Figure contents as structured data
-------------------------

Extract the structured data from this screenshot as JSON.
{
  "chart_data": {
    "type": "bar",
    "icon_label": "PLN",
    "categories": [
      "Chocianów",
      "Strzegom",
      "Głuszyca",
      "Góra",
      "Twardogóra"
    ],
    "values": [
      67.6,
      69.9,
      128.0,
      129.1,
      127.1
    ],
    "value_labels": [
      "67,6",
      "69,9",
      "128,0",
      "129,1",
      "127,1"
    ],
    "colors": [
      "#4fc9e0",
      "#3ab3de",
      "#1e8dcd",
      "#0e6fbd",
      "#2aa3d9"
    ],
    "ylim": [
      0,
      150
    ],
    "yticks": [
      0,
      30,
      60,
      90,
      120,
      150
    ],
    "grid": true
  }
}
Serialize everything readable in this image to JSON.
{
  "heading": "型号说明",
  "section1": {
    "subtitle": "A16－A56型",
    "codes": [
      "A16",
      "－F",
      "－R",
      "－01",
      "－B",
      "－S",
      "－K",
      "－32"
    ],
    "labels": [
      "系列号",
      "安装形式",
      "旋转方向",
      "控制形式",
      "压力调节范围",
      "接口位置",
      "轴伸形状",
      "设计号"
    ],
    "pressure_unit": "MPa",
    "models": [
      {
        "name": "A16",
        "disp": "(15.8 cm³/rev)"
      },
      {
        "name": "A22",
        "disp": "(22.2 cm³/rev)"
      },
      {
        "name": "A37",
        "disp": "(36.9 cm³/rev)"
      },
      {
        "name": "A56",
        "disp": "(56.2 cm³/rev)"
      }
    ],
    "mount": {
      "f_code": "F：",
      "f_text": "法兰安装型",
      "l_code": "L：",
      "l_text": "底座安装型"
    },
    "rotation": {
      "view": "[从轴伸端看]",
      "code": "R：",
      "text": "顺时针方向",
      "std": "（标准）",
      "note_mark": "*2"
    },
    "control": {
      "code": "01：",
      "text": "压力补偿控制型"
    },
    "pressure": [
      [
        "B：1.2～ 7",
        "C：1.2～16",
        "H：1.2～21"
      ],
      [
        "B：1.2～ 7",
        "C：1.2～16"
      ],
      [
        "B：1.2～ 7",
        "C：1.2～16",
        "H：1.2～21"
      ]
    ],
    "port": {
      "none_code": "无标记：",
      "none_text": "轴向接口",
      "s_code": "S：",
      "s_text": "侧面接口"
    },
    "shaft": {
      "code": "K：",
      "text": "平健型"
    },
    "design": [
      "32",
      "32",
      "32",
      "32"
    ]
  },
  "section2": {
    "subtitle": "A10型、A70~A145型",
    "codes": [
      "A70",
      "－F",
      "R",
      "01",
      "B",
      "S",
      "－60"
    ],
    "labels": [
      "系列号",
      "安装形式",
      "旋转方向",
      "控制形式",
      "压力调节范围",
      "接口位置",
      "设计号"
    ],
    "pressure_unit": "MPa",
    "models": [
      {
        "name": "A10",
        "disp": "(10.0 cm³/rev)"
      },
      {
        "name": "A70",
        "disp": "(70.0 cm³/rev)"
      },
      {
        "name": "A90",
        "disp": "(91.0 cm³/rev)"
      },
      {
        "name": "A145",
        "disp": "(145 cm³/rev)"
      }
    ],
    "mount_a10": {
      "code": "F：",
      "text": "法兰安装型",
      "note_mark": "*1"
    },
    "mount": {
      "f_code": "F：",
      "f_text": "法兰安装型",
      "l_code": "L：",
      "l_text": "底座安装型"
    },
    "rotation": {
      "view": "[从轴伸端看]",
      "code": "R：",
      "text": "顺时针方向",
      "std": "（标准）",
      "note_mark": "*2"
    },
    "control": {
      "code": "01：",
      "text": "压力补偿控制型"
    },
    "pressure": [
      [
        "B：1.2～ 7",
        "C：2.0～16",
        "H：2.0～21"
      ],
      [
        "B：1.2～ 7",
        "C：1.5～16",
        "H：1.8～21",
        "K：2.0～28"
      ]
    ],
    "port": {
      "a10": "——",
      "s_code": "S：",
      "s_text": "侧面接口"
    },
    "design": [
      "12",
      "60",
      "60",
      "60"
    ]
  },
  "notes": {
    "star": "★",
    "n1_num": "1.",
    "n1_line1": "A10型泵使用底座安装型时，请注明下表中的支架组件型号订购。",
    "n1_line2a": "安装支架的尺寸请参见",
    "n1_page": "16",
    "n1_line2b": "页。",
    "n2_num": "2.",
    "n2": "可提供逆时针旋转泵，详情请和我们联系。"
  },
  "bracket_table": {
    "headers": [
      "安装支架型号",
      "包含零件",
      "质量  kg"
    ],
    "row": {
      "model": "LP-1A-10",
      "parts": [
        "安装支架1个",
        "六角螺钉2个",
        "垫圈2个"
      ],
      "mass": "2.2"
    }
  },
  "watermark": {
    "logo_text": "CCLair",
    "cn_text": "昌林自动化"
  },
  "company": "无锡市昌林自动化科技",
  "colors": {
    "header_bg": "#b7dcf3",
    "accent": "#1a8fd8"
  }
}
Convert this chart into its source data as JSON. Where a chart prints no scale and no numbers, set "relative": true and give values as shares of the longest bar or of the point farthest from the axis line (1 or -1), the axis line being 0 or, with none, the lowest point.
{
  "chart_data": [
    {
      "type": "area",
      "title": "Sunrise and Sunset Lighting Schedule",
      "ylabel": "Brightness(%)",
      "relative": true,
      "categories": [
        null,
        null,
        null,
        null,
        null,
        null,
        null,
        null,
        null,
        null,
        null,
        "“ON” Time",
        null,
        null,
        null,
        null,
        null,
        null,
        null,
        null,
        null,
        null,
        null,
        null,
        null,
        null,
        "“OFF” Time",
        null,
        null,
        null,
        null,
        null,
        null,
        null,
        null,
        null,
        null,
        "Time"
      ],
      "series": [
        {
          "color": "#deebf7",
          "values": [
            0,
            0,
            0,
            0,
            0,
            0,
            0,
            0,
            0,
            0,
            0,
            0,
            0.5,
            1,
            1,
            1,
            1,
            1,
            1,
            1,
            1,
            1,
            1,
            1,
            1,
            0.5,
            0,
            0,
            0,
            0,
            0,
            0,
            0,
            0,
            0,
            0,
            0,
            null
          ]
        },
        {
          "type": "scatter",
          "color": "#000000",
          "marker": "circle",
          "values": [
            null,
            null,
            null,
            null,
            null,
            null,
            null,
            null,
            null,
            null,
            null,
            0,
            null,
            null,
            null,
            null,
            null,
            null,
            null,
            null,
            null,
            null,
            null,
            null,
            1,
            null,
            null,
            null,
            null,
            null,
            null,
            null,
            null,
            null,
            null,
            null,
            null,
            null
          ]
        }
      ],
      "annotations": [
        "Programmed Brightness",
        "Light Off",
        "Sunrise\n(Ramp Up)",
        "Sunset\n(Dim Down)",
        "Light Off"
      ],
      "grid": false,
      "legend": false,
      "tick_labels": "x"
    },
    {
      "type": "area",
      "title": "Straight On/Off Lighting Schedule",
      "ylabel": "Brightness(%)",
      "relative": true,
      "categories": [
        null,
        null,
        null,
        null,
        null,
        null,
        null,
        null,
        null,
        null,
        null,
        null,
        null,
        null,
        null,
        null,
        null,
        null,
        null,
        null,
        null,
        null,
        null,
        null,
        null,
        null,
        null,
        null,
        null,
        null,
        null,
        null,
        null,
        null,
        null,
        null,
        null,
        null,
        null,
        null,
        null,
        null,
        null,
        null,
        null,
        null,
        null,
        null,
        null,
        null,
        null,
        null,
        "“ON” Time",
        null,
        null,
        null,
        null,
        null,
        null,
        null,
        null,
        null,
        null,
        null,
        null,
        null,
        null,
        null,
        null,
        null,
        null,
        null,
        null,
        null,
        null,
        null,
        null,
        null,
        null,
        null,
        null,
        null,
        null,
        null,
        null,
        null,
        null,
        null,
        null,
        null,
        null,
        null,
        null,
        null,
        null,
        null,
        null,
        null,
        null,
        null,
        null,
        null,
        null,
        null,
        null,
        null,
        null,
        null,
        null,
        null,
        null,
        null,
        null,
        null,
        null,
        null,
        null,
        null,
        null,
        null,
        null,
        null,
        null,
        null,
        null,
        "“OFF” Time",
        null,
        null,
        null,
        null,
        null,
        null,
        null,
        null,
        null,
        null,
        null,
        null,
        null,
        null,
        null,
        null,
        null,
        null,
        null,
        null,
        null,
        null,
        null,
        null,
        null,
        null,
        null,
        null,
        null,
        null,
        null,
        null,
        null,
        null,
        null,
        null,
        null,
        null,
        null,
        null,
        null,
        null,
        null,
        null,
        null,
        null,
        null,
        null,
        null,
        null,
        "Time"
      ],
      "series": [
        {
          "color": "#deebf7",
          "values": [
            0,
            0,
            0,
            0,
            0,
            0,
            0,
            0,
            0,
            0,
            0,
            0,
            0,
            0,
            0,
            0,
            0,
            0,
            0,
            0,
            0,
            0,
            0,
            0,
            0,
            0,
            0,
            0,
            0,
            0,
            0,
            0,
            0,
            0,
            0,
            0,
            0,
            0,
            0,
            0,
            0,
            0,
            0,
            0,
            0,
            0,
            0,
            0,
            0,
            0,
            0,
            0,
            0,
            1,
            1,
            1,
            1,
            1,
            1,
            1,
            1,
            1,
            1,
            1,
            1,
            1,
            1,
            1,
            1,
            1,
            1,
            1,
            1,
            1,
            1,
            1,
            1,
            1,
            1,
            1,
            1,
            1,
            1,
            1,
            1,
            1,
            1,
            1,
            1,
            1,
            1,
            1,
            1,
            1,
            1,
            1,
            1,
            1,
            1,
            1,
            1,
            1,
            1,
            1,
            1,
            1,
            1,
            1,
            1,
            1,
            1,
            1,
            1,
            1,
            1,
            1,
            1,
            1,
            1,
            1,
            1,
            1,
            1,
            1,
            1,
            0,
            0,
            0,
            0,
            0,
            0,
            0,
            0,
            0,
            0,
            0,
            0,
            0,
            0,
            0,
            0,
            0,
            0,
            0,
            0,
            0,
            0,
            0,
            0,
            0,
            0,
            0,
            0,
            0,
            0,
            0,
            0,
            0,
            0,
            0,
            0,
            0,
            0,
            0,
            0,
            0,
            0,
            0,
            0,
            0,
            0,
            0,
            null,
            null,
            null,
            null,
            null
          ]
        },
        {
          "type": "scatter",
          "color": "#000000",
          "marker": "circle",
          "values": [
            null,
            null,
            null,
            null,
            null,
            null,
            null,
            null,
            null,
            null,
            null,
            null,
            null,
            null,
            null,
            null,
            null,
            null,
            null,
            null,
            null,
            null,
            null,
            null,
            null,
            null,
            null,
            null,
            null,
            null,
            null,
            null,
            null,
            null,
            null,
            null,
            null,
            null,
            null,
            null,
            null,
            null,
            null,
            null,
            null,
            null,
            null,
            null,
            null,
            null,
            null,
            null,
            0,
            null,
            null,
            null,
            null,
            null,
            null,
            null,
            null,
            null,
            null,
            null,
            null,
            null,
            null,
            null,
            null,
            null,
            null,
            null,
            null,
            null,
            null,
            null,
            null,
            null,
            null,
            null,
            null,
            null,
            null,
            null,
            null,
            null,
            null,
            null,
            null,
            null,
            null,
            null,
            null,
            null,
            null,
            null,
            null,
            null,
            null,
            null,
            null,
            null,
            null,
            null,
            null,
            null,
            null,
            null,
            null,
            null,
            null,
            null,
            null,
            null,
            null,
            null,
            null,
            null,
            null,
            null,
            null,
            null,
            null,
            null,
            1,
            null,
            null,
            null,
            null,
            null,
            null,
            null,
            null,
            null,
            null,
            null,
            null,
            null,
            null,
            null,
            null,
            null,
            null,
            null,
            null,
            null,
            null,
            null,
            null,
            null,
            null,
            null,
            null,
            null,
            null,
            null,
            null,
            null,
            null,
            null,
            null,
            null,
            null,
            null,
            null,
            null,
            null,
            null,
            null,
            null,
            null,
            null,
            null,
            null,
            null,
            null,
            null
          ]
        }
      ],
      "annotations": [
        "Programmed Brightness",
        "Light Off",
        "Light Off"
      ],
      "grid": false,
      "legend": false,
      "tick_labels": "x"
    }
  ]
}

-------------------------

Task statement>
Extract all lines that hold the word "JSON".

Task response>
Extract the structured data from this screenshot as JSON.
Serialize everything readable in this image to JSON.
Convert this chart into its source data as JSON. Where a chart prints no scale and no numbers, set "relative": true and give values as shares of the longest bar or of the point farthest from the axis line (1 or -1), the axis line being 0 or, with none, the lowest point.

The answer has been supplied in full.